───── DATA SUPPLIED
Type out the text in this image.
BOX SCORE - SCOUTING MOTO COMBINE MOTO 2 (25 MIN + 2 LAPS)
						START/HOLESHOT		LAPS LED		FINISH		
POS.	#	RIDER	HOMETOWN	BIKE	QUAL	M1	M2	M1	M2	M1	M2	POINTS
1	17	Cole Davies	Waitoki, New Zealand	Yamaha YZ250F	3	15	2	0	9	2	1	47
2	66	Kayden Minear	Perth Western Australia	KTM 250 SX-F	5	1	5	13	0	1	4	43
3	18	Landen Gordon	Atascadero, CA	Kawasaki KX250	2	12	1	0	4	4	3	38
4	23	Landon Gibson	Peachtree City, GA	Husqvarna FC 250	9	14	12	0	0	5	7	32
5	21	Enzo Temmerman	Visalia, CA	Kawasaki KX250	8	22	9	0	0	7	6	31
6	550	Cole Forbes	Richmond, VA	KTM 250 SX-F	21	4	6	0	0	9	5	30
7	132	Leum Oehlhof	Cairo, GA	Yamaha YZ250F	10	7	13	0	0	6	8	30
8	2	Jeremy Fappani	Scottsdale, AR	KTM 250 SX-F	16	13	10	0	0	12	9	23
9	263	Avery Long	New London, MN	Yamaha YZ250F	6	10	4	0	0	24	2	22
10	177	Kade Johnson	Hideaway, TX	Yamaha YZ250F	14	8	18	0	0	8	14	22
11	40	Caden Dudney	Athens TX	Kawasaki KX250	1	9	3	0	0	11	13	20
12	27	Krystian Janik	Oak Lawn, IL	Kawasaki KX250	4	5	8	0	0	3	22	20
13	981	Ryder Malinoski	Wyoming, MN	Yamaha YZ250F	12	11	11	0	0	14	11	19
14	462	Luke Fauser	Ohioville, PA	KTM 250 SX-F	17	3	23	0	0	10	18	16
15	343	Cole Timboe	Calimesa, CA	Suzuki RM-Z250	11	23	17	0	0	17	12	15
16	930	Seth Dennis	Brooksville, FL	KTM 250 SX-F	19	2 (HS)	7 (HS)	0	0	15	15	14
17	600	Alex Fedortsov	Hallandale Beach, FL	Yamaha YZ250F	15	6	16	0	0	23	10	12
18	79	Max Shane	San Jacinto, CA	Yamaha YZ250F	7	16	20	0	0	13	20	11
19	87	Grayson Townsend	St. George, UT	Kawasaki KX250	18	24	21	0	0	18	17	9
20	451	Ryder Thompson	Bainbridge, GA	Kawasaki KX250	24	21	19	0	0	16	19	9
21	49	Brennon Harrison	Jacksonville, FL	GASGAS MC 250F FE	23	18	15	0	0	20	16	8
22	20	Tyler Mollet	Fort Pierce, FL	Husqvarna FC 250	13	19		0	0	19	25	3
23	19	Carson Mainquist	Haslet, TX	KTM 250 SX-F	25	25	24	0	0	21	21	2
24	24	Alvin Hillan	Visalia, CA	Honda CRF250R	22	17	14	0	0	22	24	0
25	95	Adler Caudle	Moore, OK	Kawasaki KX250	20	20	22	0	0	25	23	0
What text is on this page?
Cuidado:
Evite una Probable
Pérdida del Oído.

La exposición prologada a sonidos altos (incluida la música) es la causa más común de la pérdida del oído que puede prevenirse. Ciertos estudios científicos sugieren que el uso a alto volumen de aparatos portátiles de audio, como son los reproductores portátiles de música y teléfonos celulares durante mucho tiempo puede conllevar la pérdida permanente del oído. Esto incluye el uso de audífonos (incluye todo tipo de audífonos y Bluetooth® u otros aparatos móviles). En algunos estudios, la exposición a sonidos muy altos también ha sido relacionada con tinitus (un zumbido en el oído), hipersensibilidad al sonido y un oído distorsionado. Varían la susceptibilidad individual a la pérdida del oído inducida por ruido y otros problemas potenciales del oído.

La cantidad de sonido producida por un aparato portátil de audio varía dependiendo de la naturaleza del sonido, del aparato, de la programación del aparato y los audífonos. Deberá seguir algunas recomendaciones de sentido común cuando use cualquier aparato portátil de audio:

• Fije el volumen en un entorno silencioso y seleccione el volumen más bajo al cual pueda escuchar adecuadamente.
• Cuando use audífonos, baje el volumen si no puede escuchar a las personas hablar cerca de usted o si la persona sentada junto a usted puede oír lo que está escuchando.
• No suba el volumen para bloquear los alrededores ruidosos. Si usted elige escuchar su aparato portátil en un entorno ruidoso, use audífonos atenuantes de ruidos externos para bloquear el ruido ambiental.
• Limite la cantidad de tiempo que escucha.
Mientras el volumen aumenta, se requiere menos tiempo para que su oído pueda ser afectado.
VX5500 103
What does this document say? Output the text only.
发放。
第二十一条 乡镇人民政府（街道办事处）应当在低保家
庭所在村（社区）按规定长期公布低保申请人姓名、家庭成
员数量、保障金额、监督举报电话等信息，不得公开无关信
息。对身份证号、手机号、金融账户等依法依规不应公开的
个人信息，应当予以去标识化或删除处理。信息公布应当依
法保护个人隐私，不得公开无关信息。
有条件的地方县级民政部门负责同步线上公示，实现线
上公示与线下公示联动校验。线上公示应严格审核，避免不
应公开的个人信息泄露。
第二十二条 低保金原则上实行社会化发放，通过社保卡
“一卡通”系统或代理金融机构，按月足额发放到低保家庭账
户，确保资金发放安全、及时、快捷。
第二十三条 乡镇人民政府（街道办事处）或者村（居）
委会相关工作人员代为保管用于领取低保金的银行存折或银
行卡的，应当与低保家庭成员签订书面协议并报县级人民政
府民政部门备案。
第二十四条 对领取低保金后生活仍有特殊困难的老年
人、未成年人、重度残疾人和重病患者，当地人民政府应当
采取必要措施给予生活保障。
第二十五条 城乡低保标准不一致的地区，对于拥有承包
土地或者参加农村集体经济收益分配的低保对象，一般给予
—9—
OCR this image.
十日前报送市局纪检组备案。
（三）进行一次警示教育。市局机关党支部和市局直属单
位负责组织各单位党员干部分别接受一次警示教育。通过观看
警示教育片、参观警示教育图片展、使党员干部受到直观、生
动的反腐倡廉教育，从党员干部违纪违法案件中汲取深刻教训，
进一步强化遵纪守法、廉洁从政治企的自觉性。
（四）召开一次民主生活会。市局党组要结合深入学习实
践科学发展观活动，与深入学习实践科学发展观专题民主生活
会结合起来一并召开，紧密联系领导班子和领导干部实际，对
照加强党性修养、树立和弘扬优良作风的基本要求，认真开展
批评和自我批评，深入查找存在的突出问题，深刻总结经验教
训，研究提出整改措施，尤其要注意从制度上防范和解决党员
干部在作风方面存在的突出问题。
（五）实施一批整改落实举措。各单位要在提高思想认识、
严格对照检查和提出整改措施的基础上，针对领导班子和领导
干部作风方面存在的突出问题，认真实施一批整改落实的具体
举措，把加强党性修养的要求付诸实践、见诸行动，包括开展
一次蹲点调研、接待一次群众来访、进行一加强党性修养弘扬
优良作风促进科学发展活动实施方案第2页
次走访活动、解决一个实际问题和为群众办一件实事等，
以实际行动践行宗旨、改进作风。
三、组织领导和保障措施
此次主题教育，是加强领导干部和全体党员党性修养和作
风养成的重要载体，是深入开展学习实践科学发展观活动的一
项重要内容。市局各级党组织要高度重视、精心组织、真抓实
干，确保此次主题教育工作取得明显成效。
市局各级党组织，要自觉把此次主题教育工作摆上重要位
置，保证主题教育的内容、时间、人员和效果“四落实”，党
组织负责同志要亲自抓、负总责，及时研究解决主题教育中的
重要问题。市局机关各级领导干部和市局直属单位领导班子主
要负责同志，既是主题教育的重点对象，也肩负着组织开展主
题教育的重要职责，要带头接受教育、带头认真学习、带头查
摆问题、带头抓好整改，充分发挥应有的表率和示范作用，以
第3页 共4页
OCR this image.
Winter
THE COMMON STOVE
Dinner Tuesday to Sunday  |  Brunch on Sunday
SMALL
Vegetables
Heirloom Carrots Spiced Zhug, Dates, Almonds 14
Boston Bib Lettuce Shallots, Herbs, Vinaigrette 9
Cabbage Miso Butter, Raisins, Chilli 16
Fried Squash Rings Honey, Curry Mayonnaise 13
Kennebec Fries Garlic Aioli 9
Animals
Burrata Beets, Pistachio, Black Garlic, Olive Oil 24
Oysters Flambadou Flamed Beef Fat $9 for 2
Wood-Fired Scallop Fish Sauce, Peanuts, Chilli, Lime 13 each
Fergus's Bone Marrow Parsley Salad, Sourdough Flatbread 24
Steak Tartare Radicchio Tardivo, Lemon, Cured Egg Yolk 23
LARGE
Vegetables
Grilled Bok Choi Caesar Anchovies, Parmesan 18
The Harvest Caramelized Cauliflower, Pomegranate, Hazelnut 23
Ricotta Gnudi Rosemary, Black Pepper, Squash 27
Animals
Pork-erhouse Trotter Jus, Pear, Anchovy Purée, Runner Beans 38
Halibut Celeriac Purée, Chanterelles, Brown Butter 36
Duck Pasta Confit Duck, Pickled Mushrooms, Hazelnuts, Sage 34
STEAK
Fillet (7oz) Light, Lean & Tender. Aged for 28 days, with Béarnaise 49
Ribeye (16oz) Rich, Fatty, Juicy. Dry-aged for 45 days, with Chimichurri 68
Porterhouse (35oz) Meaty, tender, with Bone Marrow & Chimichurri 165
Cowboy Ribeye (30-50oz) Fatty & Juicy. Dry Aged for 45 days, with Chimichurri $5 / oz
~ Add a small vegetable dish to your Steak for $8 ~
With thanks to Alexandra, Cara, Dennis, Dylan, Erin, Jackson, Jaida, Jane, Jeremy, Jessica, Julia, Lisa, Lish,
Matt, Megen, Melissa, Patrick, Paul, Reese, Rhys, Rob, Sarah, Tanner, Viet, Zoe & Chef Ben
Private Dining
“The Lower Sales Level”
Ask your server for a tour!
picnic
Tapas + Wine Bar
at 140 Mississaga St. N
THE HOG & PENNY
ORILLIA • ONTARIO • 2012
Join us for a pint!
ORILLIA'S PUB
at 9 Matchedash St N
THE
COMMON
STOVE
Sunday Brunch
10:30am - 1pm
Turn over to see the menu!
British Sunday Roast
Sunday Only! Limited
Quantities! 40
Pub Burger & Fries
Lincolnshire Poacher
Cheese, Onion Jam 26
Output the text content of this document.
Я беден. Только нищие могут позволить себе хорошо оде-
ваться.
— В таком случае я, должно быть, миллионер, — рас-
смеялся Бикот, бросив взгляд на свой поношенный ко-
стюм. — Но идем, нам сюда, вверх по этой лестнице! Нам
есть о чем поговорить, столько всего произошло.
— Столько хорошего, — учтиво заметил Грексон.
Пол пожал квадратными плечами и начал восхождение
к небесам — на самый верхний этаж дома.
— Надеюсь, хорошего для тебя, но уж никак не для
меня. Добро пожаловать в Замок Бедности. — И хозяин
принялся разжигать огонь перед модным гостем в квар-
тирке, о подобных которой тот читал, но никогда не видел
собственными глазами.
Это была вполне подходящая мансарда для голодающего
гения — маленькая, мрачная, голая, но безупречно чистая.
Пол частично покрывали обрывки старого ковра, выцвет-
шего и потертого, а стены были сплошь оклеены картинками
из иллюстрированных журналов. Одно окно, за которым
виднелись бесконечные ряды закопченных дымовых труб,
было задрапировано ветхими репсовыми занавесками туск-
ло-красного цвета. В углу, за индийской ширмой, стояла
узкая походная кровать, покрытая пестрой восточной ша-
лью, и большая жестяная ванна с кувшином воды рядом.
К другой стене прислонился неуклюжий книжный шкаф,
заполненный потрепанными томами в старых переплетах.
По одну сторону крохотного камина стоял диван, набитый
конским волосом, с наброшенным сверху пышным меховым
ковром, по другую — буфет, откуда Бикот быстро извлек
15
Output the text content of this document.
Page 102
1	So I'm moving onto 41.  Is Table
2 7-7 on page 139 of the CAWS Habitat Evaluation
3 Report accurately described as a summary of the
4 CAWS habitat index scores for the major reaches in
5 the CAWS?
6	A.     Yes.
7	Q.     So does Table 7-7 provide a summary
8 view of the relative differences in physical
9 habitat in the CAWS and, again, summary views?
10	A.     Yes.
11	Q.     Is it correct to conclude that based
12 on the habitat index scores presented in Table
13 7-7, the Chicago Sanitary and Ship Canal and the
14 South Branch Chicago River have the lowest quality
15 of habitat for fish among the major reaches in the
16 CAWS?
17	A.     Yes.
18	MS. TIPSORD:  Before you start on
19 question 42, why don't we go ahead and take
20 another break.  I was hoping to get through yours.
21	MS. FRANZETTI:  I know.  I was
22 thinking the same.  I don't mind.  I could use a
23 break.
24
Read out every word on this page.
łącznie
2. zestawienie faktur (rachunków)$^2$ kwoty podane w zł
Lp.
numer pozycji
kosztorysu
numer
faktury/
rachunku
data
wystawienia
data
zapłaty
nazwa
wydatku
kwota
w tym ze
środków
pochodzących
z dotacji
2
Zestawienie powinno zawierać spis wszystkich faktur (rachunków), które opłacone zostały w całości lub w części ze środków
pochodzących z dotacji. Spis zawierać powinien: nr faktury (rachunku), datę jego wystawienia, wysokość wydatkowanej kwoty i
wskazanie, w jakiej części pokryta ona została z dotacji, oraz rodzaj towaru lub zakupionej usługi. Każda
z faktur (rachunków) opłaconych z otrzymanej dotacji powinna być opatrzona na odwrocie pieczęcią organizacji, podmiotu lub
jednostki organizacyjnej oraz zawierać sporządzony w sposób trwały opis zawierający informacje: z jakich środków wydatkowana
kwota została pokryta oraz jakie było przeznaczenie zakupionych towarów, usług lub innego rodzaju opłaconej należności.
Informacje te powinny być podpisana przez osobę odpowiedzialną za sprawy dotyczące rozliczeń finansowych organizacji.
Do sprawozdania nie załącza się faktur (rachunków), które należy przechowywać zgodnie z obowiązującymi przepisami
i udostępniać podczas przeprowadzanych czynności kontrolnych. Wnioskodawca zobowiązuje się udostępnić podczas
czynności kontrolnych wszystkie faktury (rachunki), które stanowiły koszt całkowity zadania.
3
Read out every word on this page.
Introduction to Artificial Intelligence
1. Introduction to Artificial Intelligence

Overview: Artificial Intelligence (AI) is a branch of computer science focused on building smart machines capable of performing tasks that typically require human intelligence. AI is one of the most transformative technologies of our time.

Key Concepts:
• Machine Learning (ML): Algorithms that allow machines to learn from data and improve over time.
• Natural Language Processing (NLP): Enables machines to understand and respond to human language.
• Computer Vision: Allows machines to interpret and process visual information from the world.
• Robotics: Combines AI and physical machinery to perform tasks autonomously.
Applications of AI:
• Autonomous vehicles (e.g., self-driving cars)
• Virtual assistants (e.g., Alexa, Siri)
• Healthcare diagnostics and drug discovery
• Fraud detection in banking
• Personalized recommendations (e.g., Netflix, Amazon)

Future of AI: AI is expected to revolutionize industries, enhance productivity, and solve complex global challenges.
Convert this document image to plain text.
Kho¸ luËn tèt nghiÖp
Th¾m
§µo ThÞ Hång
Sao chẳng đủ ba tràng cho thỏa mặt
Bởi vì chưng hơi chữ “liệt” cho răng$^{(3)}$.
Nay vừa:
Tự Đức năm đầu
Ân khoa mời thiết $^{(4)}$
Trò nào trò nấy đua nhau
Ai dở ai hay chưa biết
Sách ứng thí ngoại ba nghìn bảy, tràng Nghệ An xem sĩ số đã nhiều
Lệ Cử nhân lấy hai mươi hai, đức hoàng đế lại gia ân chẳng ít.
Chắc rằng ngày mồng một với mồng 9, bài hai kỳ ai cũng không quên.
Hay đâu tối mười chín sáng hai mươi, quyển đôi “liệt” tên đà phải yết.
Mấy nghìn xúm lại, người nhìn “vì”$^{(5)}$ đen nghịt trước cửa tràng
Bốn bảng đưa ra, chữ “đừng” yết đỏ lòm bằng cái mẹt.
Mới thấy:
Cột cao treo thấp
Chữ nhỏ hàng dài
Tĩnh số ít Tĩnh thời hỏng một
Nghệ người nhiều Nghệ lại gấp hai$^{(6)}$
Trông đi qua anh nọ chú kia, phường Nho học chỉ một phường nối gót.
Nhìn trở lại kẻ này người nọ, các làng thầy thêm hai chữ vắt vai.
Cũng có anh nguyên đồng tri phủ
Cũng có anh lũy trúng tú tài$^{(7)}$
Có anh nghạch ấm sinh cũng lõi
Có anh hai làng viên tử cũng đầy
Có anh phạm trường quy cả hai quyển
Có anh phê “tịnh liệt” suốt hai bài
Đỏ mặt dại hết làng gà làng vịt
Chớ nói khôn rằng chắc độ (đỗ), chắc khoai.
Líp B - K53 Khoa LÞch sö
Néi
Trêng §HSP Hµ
──────────
DESCRIPTION OF THE TASK
Filter out all lines lacking the word "Chilli" and copy the rest.

RESPONSE
Cabbage Miso Butter, Raisins, Chilli 16
Wood-Fired Scallop Fish Sauce, Peanuts, Chilli, Lime 13 each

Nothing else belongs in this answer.